**Challenge**: Transcribe the lines below exactly as they stand, starting at the very first line and ending at the line containing "- x-axis-title: Year: [981, 858, 1039, 889]", with both of those lines included.
━━━━
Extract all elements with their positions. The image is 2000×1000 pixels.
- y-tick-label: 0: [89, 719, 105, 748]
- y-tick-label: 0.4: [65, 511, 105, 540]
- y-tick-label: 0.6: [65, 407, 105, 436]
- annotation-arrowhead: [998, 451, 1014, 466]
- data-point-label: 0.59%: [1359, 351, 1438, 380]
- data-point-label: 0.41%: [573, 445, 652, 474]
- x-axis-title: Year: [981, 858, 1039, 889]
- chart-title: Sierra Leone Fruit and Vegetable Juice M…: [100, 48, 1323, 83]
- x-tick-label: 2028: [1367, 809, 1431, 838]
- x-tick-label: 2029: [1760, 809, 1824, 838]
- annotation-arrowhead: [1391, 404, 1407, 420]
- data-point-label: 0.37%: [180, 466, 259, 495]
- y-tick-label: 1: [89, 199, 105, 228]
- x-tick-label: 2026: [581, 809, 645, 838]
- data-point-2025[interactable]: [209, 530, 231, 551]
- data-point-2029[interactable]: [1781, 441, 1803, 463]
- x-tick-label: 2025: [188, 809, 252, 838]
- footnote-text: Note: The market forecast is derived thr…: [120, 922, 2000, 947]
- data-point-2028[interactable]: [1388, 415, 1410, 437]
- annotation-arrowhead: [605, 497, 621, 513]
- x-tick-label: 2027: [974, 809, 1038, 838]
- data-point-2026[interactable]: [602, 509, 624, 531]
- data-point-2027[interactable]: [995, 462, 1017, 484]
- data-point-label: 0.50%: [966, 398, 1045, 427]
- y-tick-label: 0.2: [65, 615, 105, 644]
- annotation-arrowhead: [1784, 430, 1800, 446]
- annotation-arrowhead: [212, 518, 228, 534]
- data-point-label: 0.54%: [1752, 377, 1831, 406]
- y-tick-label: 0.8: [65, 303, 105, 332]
━━━━
**Written response**:
Extract all elements with their positions. The image is 2000×1000 pixels.
- y-tick-label: 0: [89, 719, 105, 748]
- y-tick-label: 0.4: [65, 511, 105, 540]
- y-tick-label: 0.6: [65, 407, 105, 436]
- annotation-arrowhead: [998, 451, 1014, 466]
- data-point-label: 0.59%: [1359, 351, 1438, 380]
- data-point-label: 0.41%: [573, 445, 652, 474]
- x-axis-title: Year: [981, 858, 1039, 889]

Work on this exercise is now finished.